# Start of Entries supplied

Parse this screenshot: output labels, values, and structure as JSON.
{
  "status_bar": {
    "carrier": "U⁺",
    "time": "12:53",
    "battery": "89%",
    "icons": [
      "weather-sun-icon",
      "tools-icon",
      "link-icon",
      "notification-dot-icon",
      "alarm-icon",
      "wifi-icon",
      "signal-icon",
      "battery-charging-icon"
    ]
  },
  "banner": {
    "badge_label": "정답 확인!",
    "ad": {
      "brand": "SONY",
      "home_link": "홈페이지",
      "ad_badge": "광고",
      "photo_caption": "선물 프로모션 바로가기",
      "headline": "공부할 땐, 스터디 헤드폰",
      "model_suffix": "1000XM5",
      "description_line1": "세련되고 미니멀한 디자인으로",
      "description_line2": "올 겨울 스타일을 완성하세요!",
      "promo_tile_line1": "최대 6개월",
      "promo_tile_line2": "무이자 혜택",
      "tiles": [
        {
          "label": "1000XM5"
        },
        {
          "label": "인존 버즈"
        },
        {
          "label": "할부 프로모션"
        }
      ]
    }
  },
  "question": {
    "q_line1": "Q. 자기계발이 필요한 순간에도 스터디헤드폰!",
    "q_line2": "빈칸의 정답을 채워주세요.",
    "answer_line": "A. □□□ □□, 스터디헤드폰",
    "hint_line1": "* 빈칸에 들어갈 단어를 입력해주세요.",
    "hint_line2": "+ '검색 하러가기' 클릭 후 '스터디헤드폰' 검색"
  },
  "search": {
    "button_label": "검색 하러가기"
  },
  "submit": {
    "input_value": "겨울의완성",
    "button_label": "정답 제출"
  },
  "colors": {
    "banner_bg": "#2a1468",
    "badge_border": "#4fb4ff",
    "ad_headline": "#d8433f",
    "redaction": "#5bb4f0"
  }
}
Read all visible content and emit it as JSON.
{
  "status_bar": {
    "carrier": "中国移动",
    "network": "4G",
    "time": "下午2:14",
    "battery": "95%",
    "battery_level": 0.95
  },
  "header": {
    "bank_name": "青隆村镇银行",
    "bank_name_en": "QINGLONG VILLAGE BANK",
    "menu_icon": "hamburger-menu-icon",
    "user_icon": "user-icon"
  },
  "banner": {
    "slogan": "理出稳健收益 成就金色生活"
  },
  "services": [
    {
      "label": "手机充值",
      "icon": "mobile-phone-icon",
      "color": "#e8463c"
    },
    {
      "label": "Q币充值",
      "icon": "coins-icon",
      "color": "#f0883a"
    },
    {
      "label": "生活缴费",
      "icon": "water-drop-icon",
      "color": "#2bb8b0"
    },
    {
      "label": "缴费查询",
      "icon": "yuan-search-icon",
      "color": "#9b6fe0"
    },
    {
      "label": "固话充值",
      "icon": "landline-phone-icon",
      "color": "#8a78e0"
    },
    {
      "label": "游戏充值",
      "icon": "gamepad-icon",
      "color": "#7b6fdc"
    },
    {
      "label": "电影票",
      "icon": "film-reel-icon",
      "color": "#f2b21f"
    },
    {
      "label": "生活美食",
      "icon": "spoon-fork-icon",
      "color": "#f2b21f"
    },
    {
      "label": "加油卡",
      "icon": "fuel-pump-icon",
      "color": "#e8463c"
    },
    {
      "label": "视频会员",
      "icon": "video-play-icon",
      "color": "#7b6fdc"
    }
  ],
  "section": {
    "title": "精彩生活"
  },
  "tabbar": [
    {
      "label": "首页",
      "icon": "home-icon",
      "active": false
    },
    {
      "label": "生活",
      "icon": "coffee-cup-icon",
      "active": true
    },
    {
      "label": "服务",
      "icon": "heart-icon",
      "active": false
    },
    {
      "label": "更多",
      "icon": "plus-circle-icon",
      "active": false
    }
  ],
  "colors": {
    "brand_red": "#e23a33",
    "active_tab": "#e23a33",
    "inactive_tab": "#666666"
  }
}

# End of Entries supplied

▶ _The request_: Reproduce every line of the listing above in which the string "스터디헤드폰" appears.

▶ _Exercise result_:
    "q_line1": "Q. 자기계발이 필요한 순간에도 스터디헤드폰!",
    "answer_line": "A. □□□ □□, 스터디헤드폰",
    "hint_line2": "+ '검색 하러가기' 클릭 후 '스터디헤드폰' 검색"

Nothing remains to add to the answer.